Task to complete → Images are excluded; otherwise, output every record exactly.

-------------------------

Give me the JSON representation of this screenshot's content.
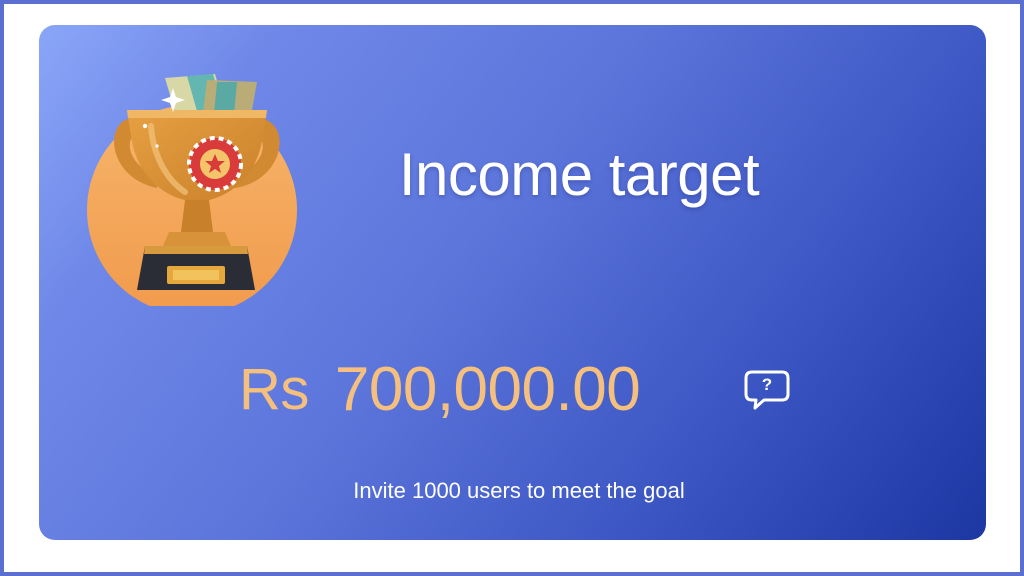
{
  "card": {
    "title": "Income target",
    "currency": "Rs",
    "amount": "700,000.00",
    "caption": "Invite 1000 users to meet the goal",
    "help_icon_glyph": "?"
  },
  "icons": {
    "trophy": "trophy-medal-icon",
    "help": "help-bubble-icon"
  },
  "colors": {
    "card_gradient_start": "#8aa6f8",
    "card_gradient_end": "#1c36a2",
    "amount": "#f5c07e",
    "title": "#ffffff",
    "trophy_circle": "#f2a35a",
    "frame_border": "#5a6fcf"
  }
}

-------------------------

Solution →
Give me the JSON representation of this screenshot's content.
{
  "card": {
    "title": "Income target",
    "currency": "Rs",
    "amount": "700,000.00",
    "caption": "Invite 1000 users to meet the goal",
    "help_icon_glyph": "?"
  },
  "icons": {
    "trophy": "trophy-medal-icon",
    "help": "help-bubble-icon"
  },
  "colors": {
    "card_gradient_start": "#8aa6f8",
    "card_gradient_end": "#1c36a2",
    "amount": "#f5c07e",
    "title": "#ffffff",
    "trophy_circle": "#f2a35a",
    "frame_border": "#5a6fcf"
  }
}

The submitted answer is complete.